STATED GOAL
Exclude the pictures and reproduce the remaining data exactly as written.

MATERIAL FOR THIS TASK
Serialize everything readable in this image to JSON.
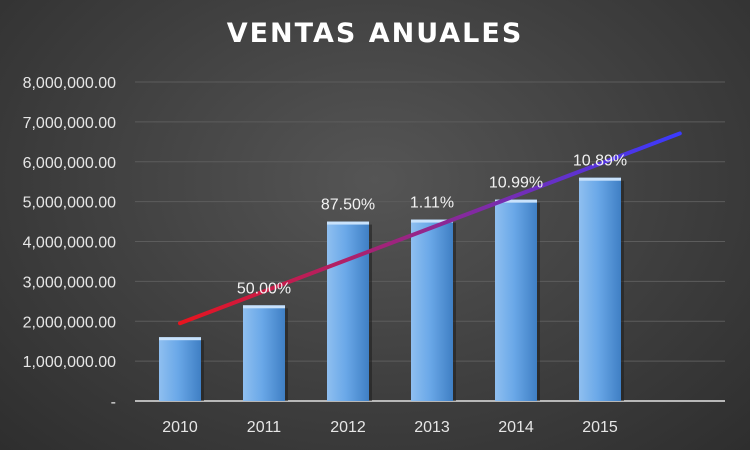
{
  "chart_data": {
    "type": "bar",
    "title": "VENTAS ANUALES",
    "xlabel": "",
    "ylabel": "",
    "categories": [
      "2010",
      "2011",
      "2012",
      "2013",
      "2014",
      "2015"
    ],
    "series": [
      {
        "values": [
          1600000,
          2400000,
          4500000,
          4550000,
          5050000,
          5600000
        ]
      }
    ],
    "growth_labels": [
      "",
      "50.00%",
      "87.50%",
      "1.11%",
      "10.99%",
      "10.89%"
    ],
    "y_tick_labels": [
      "-",
      "1,000,000.00",
      "2,000,000.00",
      "3,000,000.00",
      "4,000,000.00",
      "5,000,000.00",
      "6,000,000.00",
      "7,000,000.00",
      "8,000,000.00"
    ],
    "ylim": [
      0,
      8000000
    ],
    "grid": true,
    "trendline": {
      "type": "linear",
      "color_start": "#e8141e",
      "color_end": "#3a3aff"
    },
    "colors": {
      "bar": "#5b9bd5",
      "background": "#404040",
      "text": "#e6e6e6"
    }
  }
}
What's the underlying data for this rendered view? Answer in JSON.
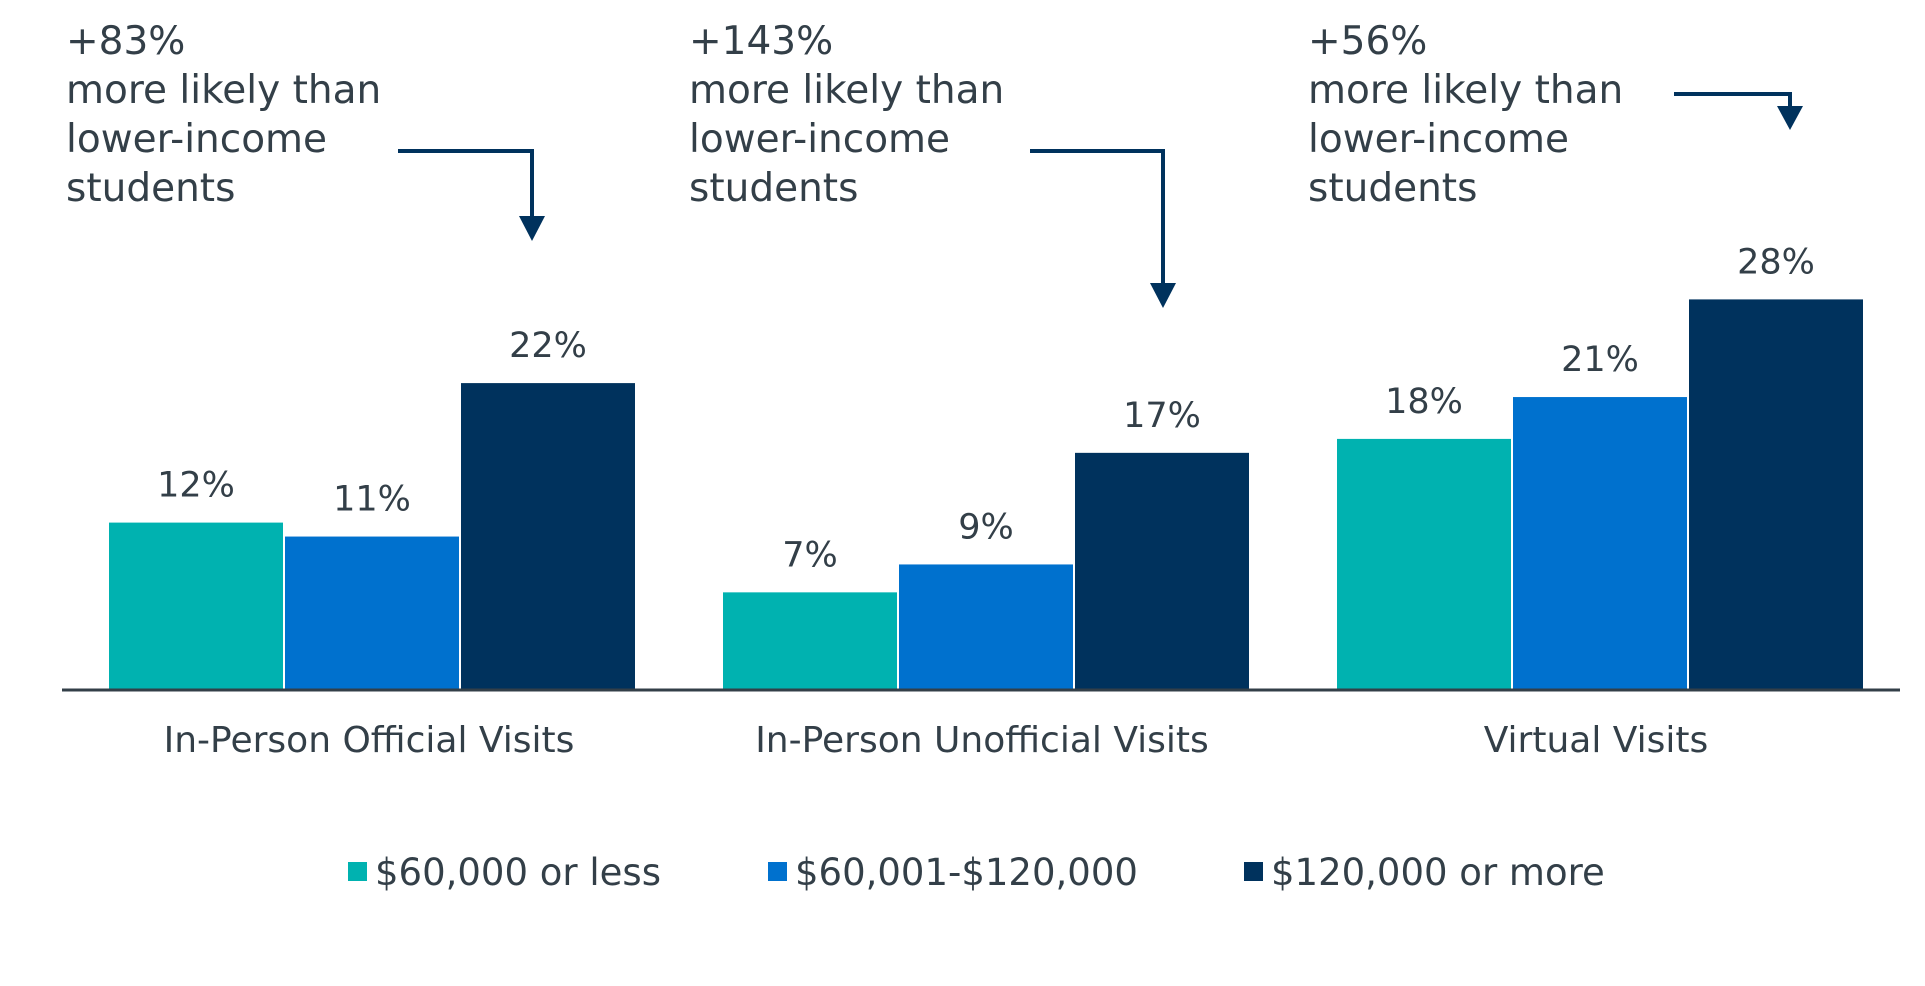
{
  "chart_data": {
    "type": "bar",
    "categories": [
      "In-Person Official Visits",
      "In-Person Unofficial Visits",
      "Virtual Visits"
    ],
    "series": [
      {
        "name": "$60,000 or less",
        "color": "#00b2b0",
        "values": [
          12,
          7,
          18
        ],
        "labels": [
          "12%",
          "7%",
          "18%"
        ]
      },
      {
        "name": "$60,001-$120,000",
        "color": "#0071ce",
        "values": [
          11,
          9,
          21
        ],
        "labels": [
          "11%",
          "9%",
          "21%"
        ]
      },
      {
        "name": "$120,000 or more",
        "color": "#00325d",
        "values": [
          22,
          17,
          28
        ],
        "labels": [
          "22%",
          "17%",
          "28%"
        ]
      }
    ],
    "ylim": [
      0,
      32
    ],
    "annotations": [
      {
        "category": "In-Person Official Visits",
        "lines": [
          "+83%",
          "more likely than",
          "lower-income",
          "students"
        ]
      },
      {
        "category": "In-Person Unofficial Visits",
        "lines": [
          "+143%",
          "more likely than",
          "lower-income",
          "students"
        ]
      },
      {
        "category": "Virtual Visits",
        "lines": [
          "+56%",
          "more likely than",
          "lower-income",
          "students"
        ]
      }
    ],
    "annotation_arrow_color": "#00325d",
    "axis_color": "#333f48",
    "legend_position": "bottom",
    "grid": false
  }
}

ANSWER TO THE EXERCISE
Serialize everything readable in this image to JSON.
{
  "chart_data": {
    "type": "bar",
    "title": "VENTAS ANUALES",
    "xlabel": "",
    "ylabel": "",
    "categories": [
      "2010",
      "2011",
      "2012",
      "2013",
      "2014",
      "2015"
    ],
    "series": [
      {
        "values": [
          1600000,
          2400000,
          4500000,
          4550000,
          5050000,
          5600000
        ]
      }
    ],
    "growth_labels": [
      "",
      "50.00%",
      "87.50%",
      "1.11%",
      "10.99%",
      "10.89%"
    ],
    "y_tick_labels": [
      "-",
      "1,000,000.00",
      "2,000,000.00",
      "3,000,000.00",
      "4,000,000.00",
      "5,000,000.00",
      "6,000,000.00",
      "7,000,000.00",
      "8,000,000.00"
    ],
    "ylim": [
      0,
      8000000
    ],
    "grid": true,
    "trendline": {
      "type": "linear",
      "color_start": "#e8141e",
      "color_end": "#3a3aff"
    },
    "colors": {
      "bar": "#5b9bd5",
      "background": "#404040",
      "text": "#e6e6e6"
    }
  }
}
What's the underlying data for this rendered view? Answer in JSON.
{
  "chart_data": {
    "type": "bar",
    "categories": [
      "In-Person Official Visits",
      "In-Person Unofficial Visits",
      "Virtual Visits"
    ],
    "series": [
      {
        "name": "$60,000 or less",
        "color": "#00b2b0",
        "values": [
          12,
          7,
          18
        ],
        "labels": [
          "12%",
          "7%",
          "18%"
        ]
      },
      {
        "name": "$60,001-$120,000",
        "color": "#0071ce",
        "values": [
          11,
          9,
          21
        ],
        "labels": [
          "11%",
          "9%",
          "21%"
        ]
      },
      {
        "name": "$120,000 or more",
        "color": "#00325d",
        "values": [
          22,
          17,
          28
        ],
        "labels": [
          "22%",
          "17%",
          "28%"
        ]
      }
    ],
    "ylim": [
      0,
      32
    ],
    "annotations": [
      {
        "category": "In-Person Official Visits",
        "lines": [
          "+83%",
          "more likely than",
          "lower-income",
          "students"
        ]
      },
      {
        "category": "In-Person Unofficial Visits",
        "lines": [
          "+143%",
          "more likely than",
          "lower-income",
          "students"
        ]
      },
      {
        "category": "Virtual Visits",
        "lines": [
          "+56%",
          "more likely than",
          "lower-income",
          "students"
        ]
      }
    ],
    "annotation_arrow_color": "#00325d",
    "axis_color": "#333f48",
    "legend_position": "bottom",
    "grid": false
  }
}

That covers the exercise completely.